§ Excerpted text
>>>
When did it become something you wanted to focus on?
I started taking photographs seriously on a trip to Europe in 2007. Travel always inspires one to document and collect their experiences but I had a bit more of an interested in the photography itself on that particular trip. I wanted to make pictures that were nice to look at not just a documentation of something I saw or did.
Did you have any local influences? Any friends that catalysed your interest in photography?
My friend Dangles (Dan Cahill) always had a camera when I was younger and I was really inspired by him. A lot of the party flash point and shoot photography that’s super hot at the moment. That sort of thing is pretty appealing to a kid. I was very impressed at how Dan always had his camera for that moment.
I have noticed you have worked on a very diverse array of freelance pieces for a number of different mags around the globe. How do you go about getting these stories? Do you throw pitches or do they find you?
Sometimes I pitch ideas and my girlfriend is a writer so she does a fair bit of pitching. I have been “working” in photography for a while now so most of my clients are repeat clients. Being in Perth helps a lot as there’s not a great deal of published photographers here. They tend to move east or abroad chasing the work which leaves me with a fair bit and I get to stay in the city I love most, Fremantle.
When did you decide you were going to do Bilde Paper?
Summer of 15, I was thinking it would be nice to make a skateboarding print publication focused around the photography and design aspects of print. It turned into more of an interview format in the end; which I am happy with.
How did you come up with the title?
There’s really not too much to it. A lot of people ask this and it’s honestly just a word I like the sound of. Bilde translates to image in some Germanic languages but that’s not why I chose it. I just like the sound of it. I feel it’s important to like the sound of a word and the title will mean what you want it to mean. Paper is paper because I didn’t want to call it a magazine and it’s not a book so this felt like a nice middle ground.
Were there any other hot favourites?
I almost went with Ugo but Keegan Walker quickly talked me out of it. In hindsight I’m glad. It’s also too similar to the Melbourne-based branded Uno from that crew of serious street rippers.
What made you commit to print in this era that seems to be so heavily based around a palm-sized screen?
That’s exactly what made me commit to print. I am a sucker for the phone. A lot of my work revolves around my phone so I don’t get many opportunities to see much stuff I’m actually interested on there at the end of the day. The print medium is a bit easier for me to pick up and actually absorb what I’m looking at or reading. Also, if Bilde is sitting on your shelf there’s a pretty good chance you will pull it out in 5 or maybe 10 years time. I can’t imagine myself going to someone’s Instagram to look at their work 10 years down the track. But maybe? It seems less disposable and more timeless.
<<<
§ Jobs
- 1) Answer these questions about the interview on Bilde Paper above:
(a) In what year did the photographer start taking photographs seriously, and on what trip?
(b) What title did the photographer almost choose before settling on Bilde?
(c) Which city does the photographer say they love most?
- 2) Pick up the interview on Bilde Paper after its last answer and continue it.

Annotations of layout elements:
>>>
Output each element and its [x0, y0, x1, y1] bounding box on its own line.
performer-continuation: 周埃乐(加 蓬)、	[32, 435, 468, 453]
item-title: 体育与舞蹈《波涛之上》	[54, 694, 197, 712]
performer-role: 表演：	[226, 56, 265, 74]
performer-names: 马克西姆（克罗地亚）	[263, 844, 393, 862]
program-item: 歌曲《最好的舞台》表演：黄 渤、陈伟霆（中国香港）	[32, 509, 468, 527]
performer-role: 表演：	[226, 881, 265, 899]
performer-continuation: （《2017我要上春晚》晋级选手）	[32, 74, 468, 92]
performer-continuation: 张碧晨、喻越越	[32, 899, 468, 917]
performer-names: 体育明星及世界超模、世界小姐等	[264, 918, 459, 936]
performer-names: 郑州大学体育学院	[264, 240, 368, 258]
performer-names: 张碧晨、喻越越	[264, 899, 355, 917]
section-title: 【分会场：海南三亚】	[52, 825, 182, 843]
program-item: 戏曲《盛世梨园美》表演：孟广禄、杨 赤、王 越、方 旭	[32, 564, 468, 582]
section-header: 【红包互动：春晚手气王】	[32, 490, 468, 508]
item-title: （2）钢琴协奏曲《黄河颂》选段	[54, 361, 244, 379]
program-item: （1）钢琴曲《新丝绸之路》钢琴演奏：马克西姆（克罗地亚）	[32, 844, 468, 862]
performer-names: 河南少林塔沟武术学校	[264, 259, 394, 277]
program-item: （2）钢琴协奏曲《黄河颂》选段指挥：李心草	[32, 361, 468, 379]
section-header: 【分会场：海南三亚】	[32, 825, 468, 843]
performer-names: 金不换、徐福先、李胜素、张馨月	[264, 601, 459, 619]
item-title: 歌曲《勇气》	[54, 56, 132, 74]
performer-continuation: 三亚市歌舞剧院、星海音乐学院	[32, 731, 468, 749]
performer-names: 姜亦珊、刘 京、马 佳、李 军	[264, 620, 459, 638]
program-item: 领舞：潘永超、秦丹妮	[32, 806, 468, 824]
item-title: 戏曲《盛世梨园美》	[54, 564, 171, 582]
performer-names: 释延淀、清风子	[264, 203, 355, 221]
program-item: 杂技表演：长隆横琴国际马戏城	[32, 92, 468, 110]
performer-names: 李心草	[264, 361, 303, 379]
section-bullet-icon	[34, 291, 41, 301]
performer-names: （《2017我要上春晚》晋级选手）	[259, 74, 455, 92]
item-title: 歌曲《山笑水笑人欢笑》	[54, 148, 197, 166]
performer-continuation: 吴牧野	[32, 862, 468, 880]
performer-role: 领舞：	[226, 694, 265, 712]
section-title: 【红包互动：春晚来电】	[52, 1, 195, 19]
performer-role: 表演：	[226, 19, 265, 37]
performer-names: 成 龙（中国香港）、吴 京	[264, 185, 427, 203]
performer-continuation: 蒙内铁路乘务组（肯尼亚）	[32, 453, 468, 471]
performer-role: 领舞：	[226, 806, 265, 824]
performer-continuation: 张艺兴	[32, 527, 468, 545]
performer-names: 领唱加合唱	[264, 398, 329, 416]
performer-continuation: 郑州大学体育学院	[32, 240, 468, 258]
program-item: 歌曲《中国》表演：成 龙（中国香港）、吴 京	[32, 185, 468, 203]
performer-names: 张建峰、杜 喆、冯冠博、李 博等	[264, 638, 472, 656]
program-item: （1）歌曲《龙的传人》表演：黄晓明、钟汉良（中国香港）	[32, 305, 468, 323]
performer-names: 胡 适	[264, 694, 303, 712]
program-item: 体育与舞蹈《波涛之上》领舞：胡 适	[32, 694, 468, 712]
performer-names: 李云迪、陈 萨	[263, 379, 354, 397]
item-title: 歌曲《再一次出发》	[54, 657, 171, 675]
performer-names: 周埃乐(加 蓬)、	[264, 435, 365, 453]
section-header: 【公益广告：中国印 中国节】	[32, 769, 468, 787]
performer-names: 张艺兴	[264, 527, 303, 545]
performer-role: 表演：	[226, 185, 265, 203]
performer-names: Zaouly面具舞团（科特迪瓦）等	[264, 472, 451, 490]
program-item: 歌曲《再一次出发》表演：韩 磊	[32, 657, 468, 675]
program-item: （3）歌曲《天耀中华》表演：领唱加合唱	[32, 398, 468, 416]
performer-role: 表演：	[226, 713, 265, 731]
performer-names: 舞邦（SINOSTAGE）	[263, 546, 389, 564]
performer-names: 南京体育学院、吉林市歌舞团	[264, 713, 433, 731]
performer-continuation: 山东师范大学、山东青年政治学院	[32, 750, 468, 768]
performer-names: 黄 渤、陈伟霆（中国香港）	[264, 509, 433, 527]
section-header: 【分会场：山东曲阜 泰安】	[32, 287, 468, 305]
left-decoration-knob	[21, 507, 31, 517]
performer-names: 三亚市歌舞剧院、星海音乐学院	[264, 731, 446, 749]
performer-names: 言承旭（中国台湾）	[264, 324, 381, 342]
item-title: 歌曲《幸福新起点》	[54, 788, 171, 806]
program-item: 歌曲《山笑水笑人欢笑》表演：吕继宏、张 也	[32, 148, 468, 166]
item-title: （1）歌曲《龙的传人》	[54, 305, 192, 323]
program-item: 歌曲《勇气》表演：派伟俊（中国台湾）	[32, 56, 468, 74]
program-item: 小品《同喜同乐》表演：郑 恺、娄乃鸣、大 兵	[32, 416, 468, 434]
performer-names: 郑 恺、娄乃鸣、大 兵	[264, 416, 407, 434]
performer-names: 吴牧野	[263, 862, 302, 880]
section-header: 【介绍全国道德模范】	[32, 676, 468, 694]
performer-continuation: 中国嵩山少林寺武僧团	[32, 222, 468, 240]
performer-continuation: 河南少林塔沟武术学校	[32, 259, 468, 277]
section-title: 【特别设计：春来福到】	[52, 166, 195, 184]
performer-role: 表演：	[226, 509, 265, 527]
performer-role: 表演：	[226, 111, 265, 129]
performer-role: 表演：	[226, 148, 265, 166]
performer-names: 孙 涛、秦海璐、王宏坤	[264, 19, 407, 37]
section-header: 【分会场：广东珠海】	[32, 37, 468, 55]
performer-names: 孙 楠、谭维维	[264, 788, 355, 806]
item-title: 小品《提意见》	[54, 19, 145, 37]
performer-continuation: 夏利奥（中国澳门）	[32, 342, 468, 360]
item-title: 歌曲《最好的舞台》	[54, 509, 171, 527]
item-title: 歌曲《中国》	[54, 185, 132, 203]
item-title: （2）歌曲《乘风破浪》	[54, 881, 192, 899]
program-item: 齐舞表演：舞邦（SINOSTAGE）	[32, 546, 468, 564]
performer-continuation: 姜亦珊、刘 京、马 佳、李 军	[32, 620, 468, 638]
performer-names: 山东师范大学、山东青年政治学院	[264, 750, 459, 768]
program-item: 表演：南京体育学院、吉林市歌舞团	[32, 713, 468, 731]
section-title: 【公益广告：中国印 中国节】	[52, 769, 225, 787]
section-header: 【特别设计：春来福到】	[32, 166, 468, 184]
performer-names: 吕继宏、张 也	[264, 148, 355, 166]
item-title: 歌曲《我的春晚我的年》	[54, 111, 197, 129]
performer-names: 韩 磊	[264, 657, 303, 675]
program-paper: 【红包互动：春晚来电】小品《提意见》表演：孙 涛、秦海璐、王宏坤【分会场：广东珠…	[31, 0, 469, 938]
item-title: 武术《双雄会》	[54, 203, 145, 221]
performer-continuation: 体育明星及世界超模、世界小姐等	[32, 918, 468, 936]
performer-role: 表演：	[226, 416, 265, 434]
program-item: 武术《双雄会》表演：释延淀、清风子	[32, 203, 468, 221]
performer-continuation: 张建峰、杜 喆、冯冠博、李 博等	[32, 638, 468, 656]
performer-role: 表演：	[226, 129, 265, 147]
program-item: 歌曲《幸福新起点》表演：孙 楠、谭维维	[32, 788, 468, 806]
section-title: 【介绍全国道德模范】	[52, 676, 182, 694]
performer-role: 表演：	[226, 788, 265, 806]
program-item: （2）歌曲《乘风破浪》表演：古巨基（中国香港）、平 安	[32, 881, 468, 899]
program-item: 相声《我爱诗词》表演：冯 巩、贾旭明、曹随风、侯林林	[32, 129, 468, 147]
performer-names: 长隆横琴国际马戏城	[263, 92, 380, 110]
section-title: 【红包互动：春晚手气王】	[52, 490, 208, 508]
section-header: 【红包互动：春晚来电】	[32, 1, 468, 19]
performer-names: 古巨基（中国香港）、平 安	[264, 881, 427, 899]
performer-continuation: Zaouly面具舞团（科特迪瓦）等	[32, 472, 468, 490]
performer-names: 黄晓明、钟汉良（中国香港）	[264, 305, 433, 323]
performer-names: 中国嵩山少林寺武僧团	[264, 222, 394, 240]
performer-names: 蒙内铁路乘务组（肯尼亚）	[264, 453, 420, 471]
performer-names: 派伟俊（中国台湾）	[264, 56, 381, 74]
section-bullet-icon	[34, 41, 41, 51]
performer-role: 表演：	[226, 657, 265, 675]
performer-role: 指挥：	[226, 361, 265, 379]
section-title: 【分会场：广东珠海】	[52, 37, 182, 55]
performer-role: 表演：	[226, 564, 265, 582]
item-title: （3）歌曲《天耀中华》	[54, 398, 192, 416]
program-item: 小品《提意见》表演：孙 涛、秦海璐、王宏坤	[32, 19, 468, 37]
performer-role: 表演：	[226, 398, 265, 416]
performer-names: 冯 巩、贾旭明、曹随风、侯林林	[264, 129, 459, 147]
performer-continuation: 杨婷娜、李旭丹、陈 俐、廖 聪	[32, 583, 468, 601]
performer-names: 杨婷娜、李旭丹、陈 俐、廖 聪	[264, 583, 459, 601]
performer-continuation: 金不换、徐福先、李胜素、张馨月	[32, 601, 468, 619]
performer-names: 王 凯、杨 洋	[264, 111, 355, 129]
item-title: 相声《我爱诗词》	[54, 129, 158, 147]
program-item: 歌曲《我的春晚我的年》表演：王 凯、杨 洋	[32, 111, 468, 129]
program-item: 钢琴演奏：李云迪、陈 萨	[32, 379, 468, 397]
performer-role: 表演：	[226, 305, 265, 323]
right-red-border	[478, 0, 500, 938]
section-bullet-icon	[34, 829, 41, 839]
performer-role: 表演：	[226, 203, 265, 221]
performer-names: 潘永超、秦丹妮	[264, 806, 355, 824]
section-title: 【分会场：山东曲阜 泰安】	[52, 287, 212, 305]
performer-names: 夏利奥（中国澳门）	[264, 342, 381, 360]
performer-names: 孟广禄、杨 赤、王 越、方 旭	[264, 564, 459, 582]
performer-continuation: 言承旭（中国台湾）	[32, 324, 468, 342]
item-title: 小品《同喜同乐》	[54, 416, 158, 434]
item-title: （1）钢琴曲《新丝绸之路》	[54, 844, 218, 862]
<<<
§ Replies
- 1)
(a) In 2007, on a trip to Europe.
(b) Ugo.
(c) Fremantle.

- 2)
What were the biggest challenges in starting the title?
Money unfortunately. That’s by far the hardest part. It’s a very expensive little project so its been tough getting it out there. I don’t want Bilde to be full of ads either which makes it much harder to fund it. It’s not that I have a thing against publications with ads, I like ads and thing they definitely have their place but it just didn’t seem right to have Bilde full of ads. Maybe that was a mistake?
If you were able to pick your magazine staff from four photographers (alive or dead) from any era who would they be?
Really like O’Meallys work, Ryan Gee’s early work was amazing. Same for Reda and maybe last one could go to Ari Marcopoulos, his photographs are timeless. I’m sure there are others but to be honest I’m not really to educated on the subject. All the old East Coast photography was pretty awesome. Old Flash work and hand printed c-type prints from Neg.
How did you get in touch with your star-studded cast for Vol 01?
Ha ha. I emailed most of them! People are quite willing to get involved in anything that is being printed I find. I feel if I had written to everyone and asked them to put in their hard work for a website or blog or something it may have been a different story. But who doesn’t like seeing their efforts on paper?!
Favourite spread in Volume One?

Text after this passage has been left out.